▸ Supplied material
☆ ☆ ☆

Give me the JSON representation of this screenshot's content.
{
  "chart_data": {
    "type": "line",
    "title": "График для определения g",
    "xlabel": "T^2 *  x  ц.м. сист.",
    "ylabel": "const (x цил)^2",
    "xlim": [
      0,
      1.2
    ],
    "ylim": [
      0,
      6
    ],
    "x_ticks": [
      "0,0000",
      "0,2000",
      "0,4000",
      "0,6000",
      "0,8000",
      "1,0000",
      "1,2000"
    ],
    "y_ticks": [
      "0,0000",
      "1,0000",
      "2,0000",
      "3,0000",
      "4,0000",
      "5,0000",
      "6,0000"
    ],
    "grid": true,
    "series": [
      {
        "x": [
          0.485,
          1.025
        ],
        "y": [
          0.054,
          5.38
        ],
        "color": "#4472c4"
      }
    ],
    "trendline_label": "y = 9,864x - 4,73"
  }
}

☆ ☆ ☆

▸ Aim
Output all preceding records character for character.

▸ Exercise solution
Give me the JSON representation of this screenshot's content.
{
  "chart_data": {
    "type": "line",
    "title": "График для определения g",
    "xlabel": "T^2 *  x  ц.м. сист.",
    "ylabel": "const (x цил)^2",
    "xlim": [
      0,
      1.2
    ],
    "ylim": [
      0,
      6
    ],
    "x_ticks": [
      "0,0000",
      "0,2000",
      "0,4000",
      "0,6000",
      "0,8000",
      "1,0000",
      "1,2000"
    ],
    "y_ticks": [
      "0,0000",
      "1,0000",
      "2,0000",
      "3,0000",
      "4,0000",
      "5,0000",
      "6,0000"
    ],
    "grid": true,
    "series": [
      {
        "x": [
          0.485,
          1.025
        ],
        "y": [
          0.054,
          5.38
        ],
        "color": "#4472c4"
      }
    ],
    "trendline_label": "y = 9,864x - 4,73"
  }
}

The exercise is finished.